◆ **Exercise instructions**:
Without the pictures, set down the records below word for word.

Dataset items
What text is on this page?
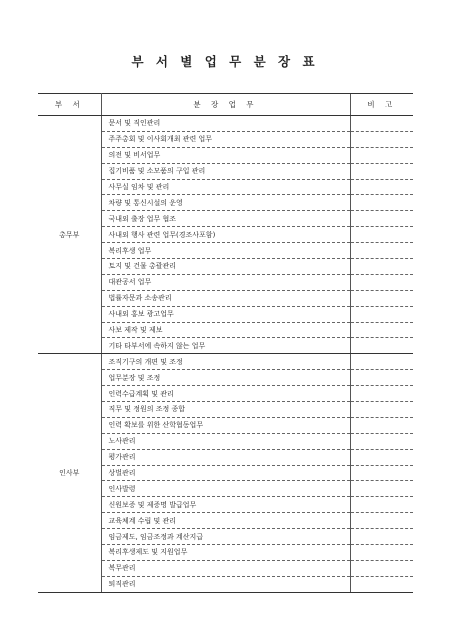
부 서 별 업 무 분 장 표
부 서	분 장 업 무	비 고
총무부	문서 및 직인관리	
	주주총회 및 이사회개최 관련 업무	
	의전 및 비서업무	
	집기비품 및 소모품의 구입 관리	
	사무실 임차 및 관리	
	차량 및 통신시설의 운영	
	국내외 출장 업무 협조	
	사내외 행사 관련 업무(경조사포함)	
	복리후생 업무	
	토지 및 건물 총괄관리	
	대관공서 업무	
	법률자문과 소송관리	
	사내외 홍보 광고업무	
	사보 제작 및 제보	
	기타 타부서에 속하지 않는 업무	
인사부	조직기구의 개편 및 조정	
	업무분장 및 조정	
	인력수급계획 및 관리	
	직무 및 정원의 조정 종합	
	인력 확보를 위한 산학협동업무	
	노사관리	
	평가관리	
	상벌관리	
	인사발령	
	신원보증 및 제증명 발급업무	
	교육체계 수립 및 관리	
	임금제도, 임금조정과 계산지급	
	복리후생제도 및 지원업무	
	복무관리	
	퇴직관리	
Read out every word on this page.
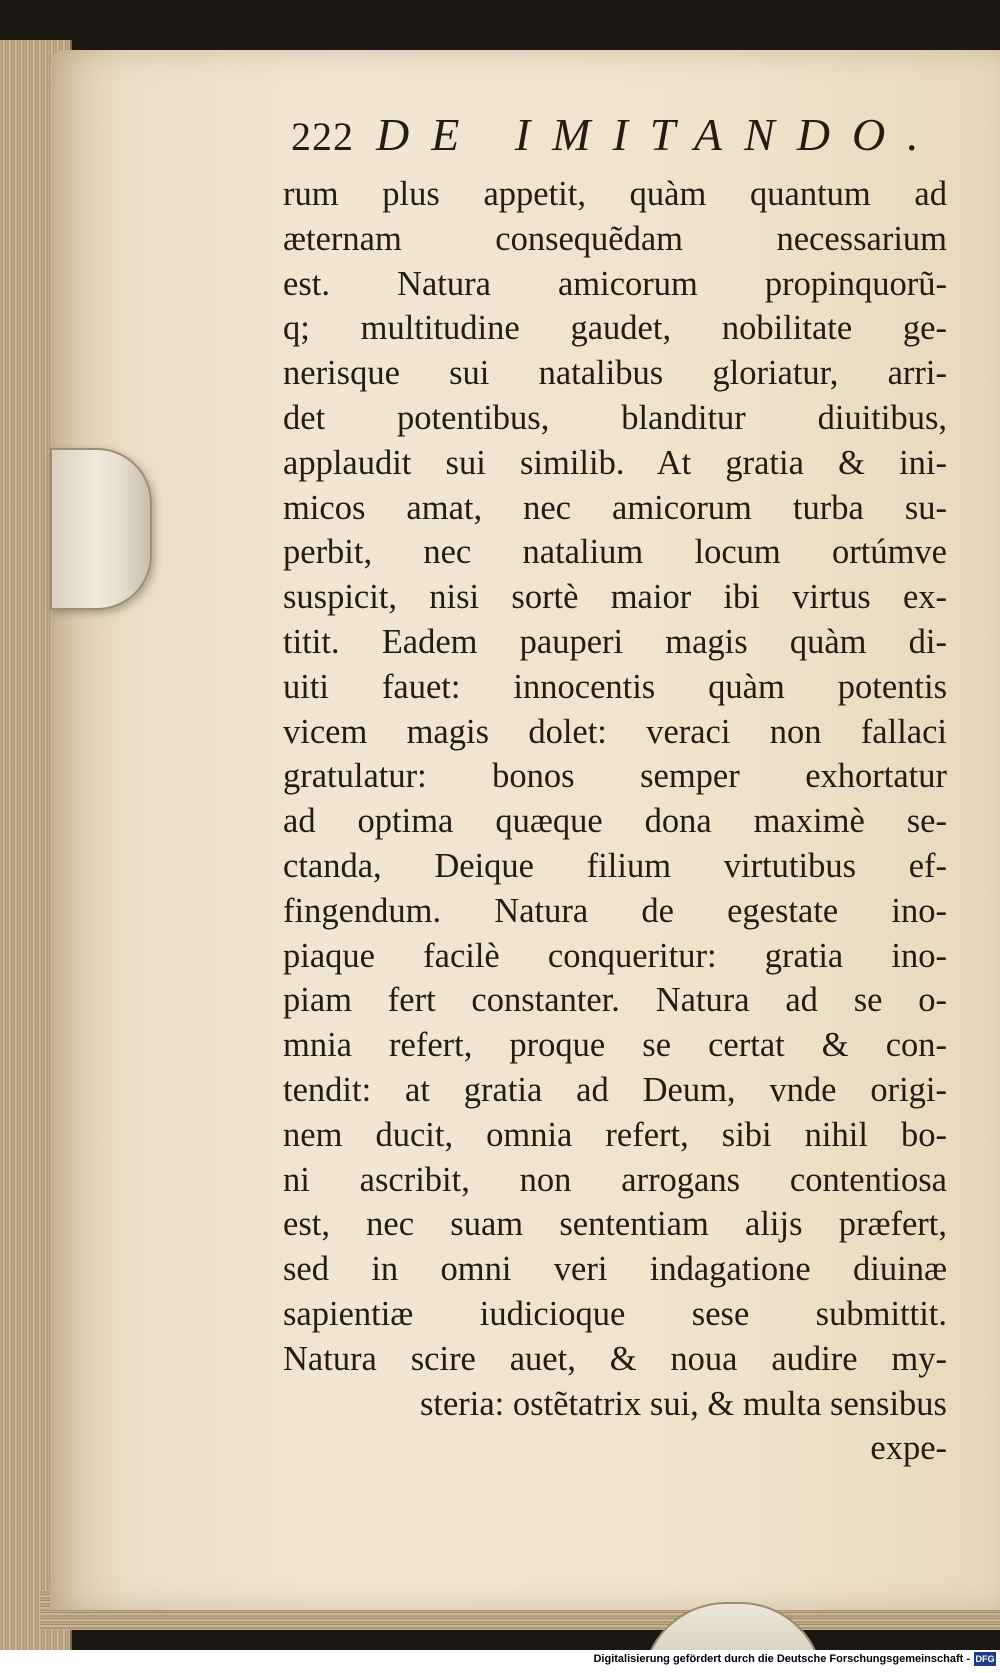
222 DE IMITANDO.
rum plus appetit, quàm quantum ad
æternam consequẽdam necessarium
est. Natura amicorum propinquorũ-
q; multitudine gaudet, nobilitate ge-
nerisque sui natalibus gloriatur, arri-
det potentibus, blanditur diuitibus,
applaudit sui similib. At gratia & ini-
micos amat, nec amicorum turba su-
perbit, nec natalium locum ortúmve
suspicit, nisi sortè maior ibi virtus ex-
titit. Eadem pauperi magis quàm di-
uiti fauet: innocentis quàm potentis
vicem magis dolet: veraci non fallaci
gratulatur: bonos semper exhortatur
ad optima quæque dona maximè se-
ctanda, Deique filium virtutibus ef-
fingendum. Natura de egestate ino-
piaque facilè conqueritur: gratia ino-
piam fert constanter. Natura ad se o-
mnia refert, proque se certat & con-
tendit: at gratia ad Deum, vnde origi-
nem ducit, omnia refert, sibi nihil bo-
ni ascribit, non arrogans contentiosa
est, nec suam sententiam alijs præfert,
sed in omni veri indagatione diuinæ
sapientiæ iudicioque sese submittit.
Natura scire auet, & noua audire my-
steria: ostẽtatrix sui, & multa sensibus
expe-
Digitalisierung gefördert durch die Deutsche Forschungsgemeinschaft - DFG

◆ **The output**:
What text is on this page?
부 서 별 업 무 분 장 표
부 서	분 장 업 무	비 고
총무부	문서 및 직인관리	
	주주총회 및 이사회개최 관련 업무	
	의전 및 비서업무	
	집기비품 및 소모품의 구입 관리	
	사무실 임차 및 관리	
	차량 및 통신시설의 운영	
	국내외 출장 업무 협조	
	사내외 행사 관련 업무(경조사포함)	
	복리후생 업무	
	토지 및 건물 총괄관리	
	대관공서 업무	
	법률자문과 소송관리	
	사내외 홍보 광고업무	
	사보 제작 및 제보	
	기타 타부서에 속하지 않는 업무	
인사부	조직기구의 개편 및 조정	
	업무분장 및 조정	
	인력수급계획 및 관리	
	직무 및 정원의 조정 종합	
	인력 확보를 위한 산학협동업무	
	노사관리	
	평가관리	
	상벌관리	
	인사발령	
	신원보증 및 제증명 발급업무	
	교육체계 수립 및 관리	
	임금제도, 임금조정과 계산지급	
	복리후생제도 및 지원업무	
	복무관리	
	퇴직관리	
Read out every word on this page.
222 DE IMITANDO.
rum plus appetit, quàm quantum ad
æternam consequẽdam necessarium
est. Natura amicorum propinquorũ-
q; multitudine gaudet, nobilitate ge-
nerisque sui natalibus gloriatur, arri-
det potentibus, blanditur diuitibus,
applaudit sui similib. At gratia & ini-
micos amat, nec amicorum turba su-
perbit, nec natalium locum ortúmve
suspicit, nisi sortè maior ibi virtus ex-
titit. Eadem pauperi magis quàm di-
uiti fauet: innocentis quàm potentis
vicem magis dolet: veraci non fallaci
gratulatur: bonos semper exhortatur
ad optima quæque dona maximè se-
ctanda, Deique filium virtutibus ef-
fingendum. Natura de egestate ino-
piaque facilè conqueritur: gratia ino-
piam fert constanter. Natura ad se o-
mnia refert, proque se certat & con-
tendit: at gratia ad Deum, vnde origi-
nem ducit, omnia refert, sibi nihil bo-
ni ascribit, non arrogans contentiosa
est, nec suam sententiam alijs præfert,
sed in omni veri indagatione diuinæ
sapientiæ iudicioque sese submittit.
Natura scire auet, & noua audire my-
steria: ostẽtatrix sui, & multa sensibus
expe-
Digitalisierung gefördert durch die Deutsche Forschungsgemeinschaft - DFG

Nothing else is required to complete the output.